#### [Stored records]
----

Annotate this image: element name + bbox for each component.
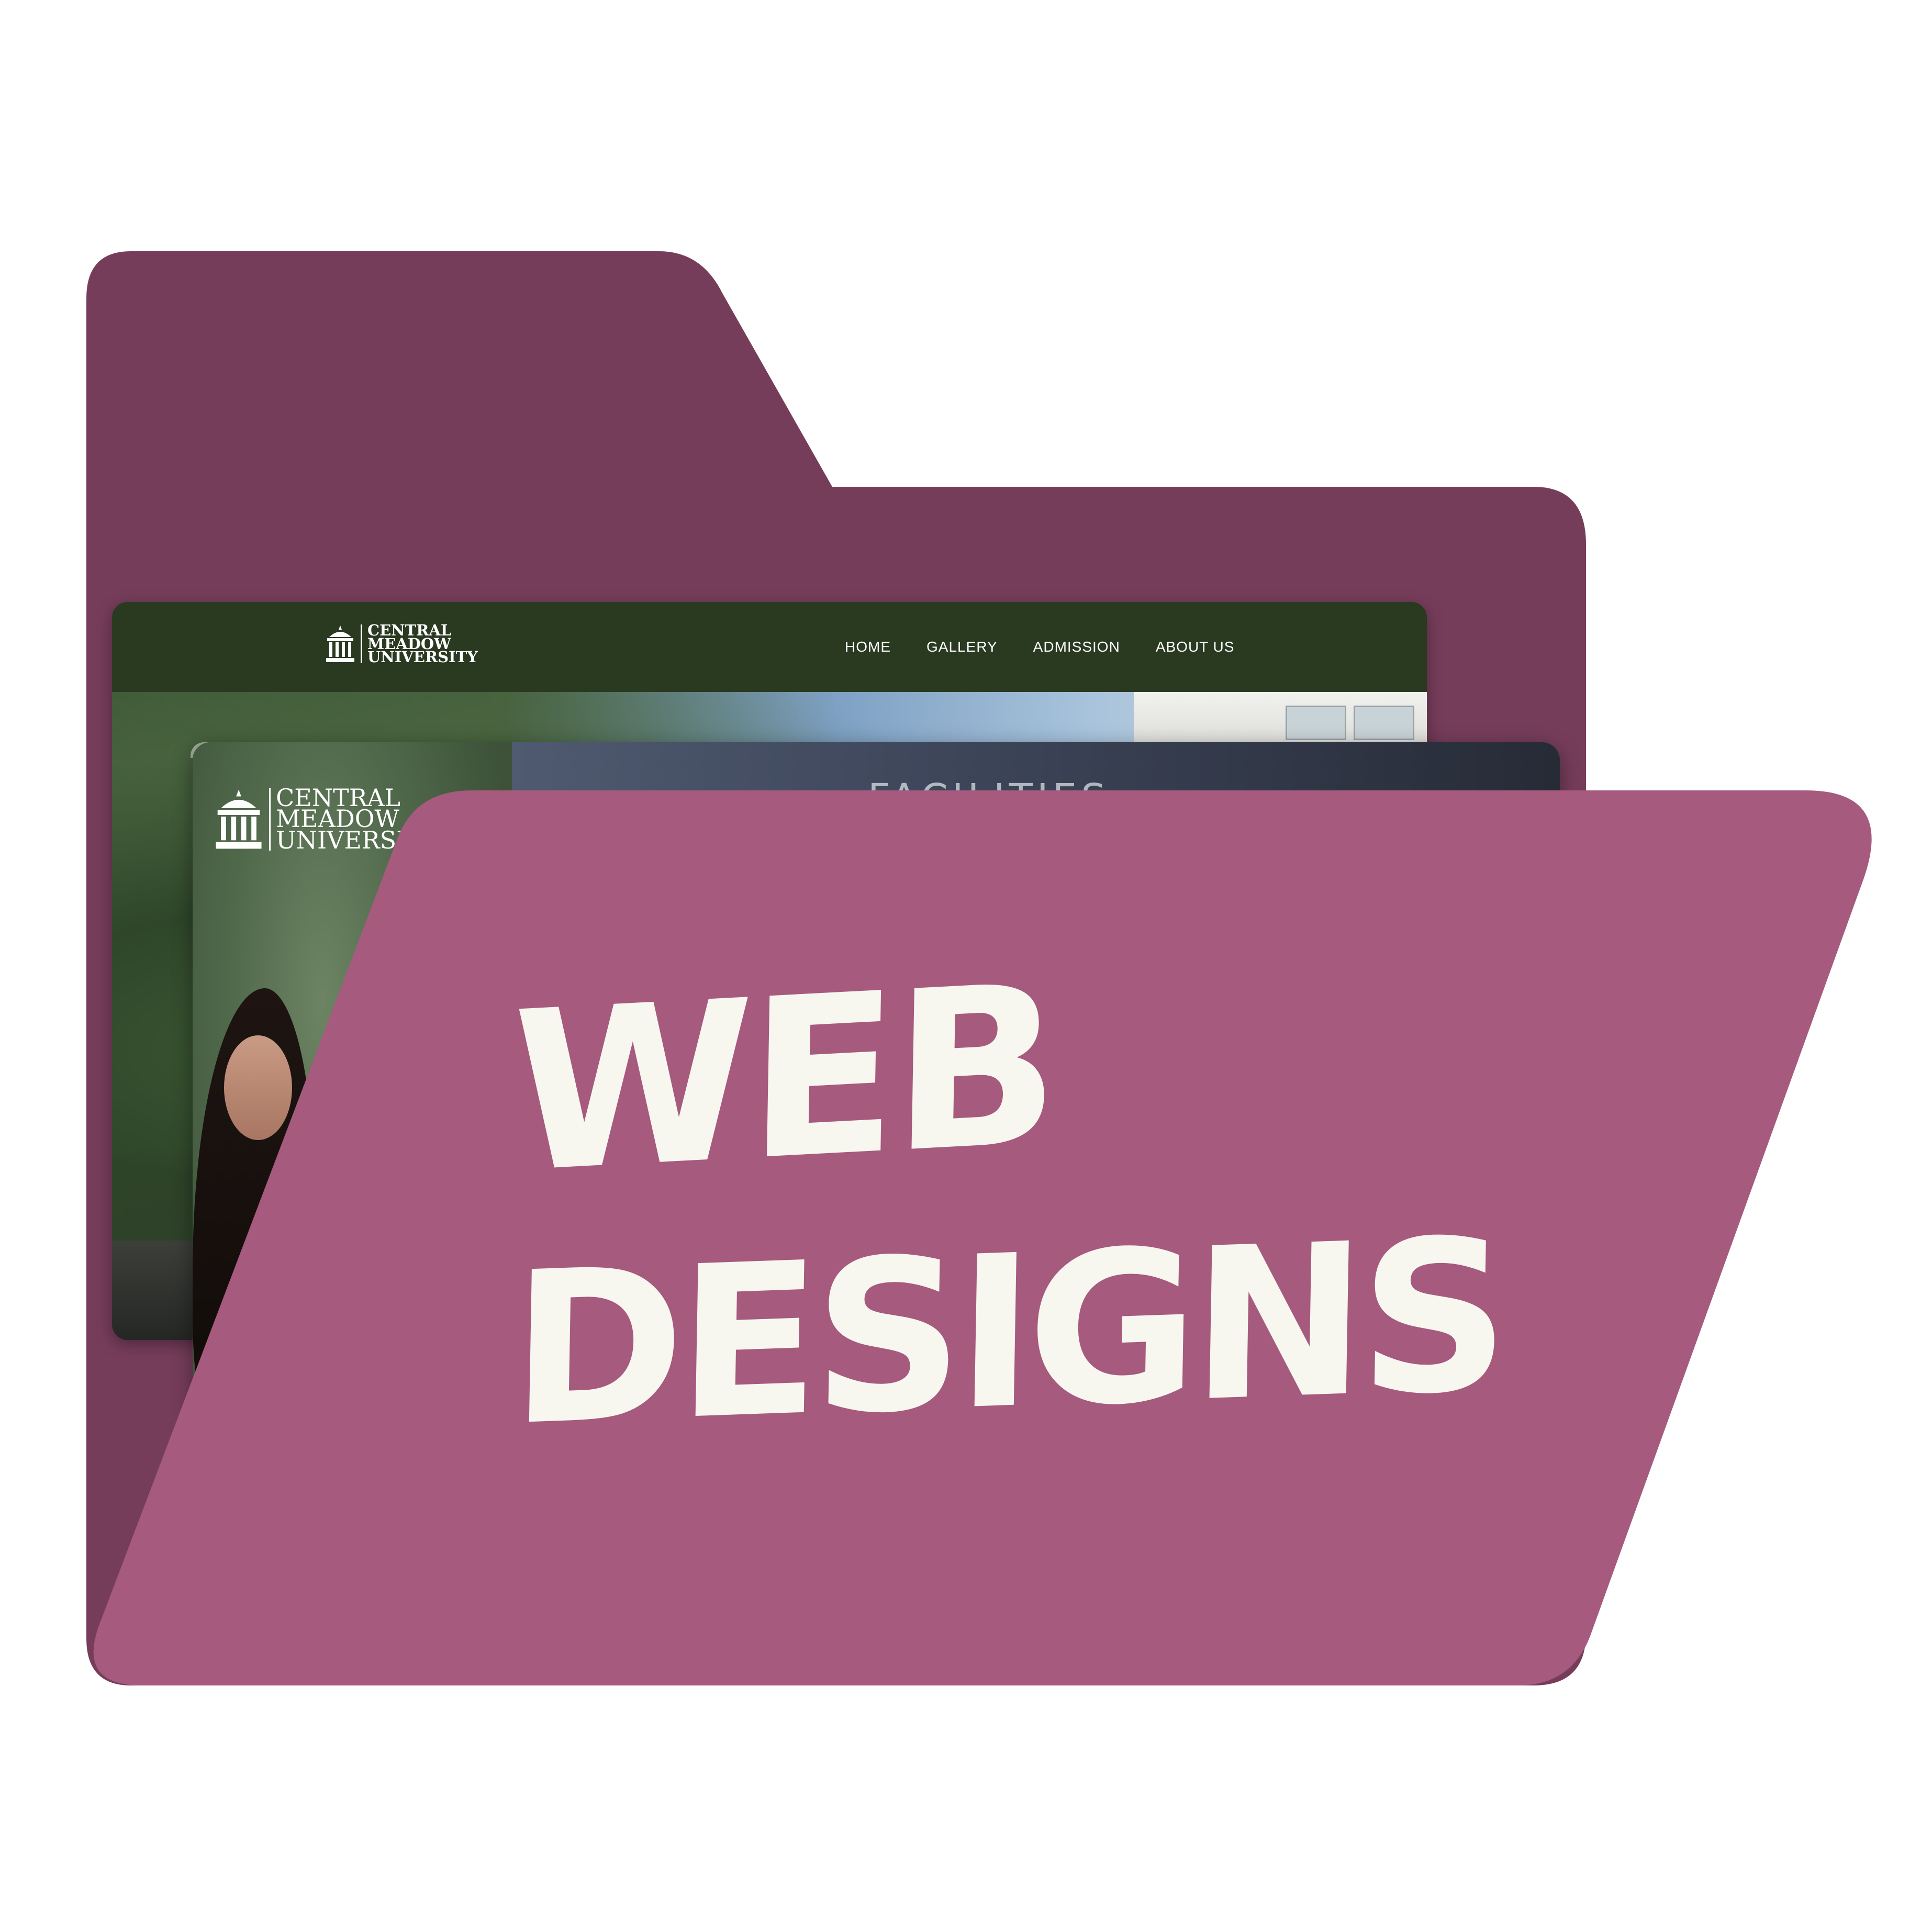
headline-line-web: WEB <box>509 937 1057 1223</box>
folder-graphic: CENTRAL MEADOW UNIVERSITY HOME GALLERY A… <box>0 0 1932 1932</box>
headline: WEB DESIGNS <box>509 937 1534 1507</box>
headline-line-designs: DESIGNS <box>509 1193 1505 1472</box>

----

#### [Goal]
Set out all of the data above as a two-column CSV with the headers input and output, giving one row for each input-output pair, with each value in a single quoted field and line breaks replaced by spaces. Leave the pictures out.

#### [Expected output]
input,output
"Annotate this image: element name + bbox for each component.","headline-line-web: WEB <box>509 937 1057 1223</box> folder-graphic: CENTRAL MEADOW UNIVERSITY HOME GALLERY A… <box>0 0 1932 1932</box> headline: WEB DESIGNS <box>509 937 1534 1507</box> headline-line-designs: DESIGNS <box>509 1193 1505 1472</box>"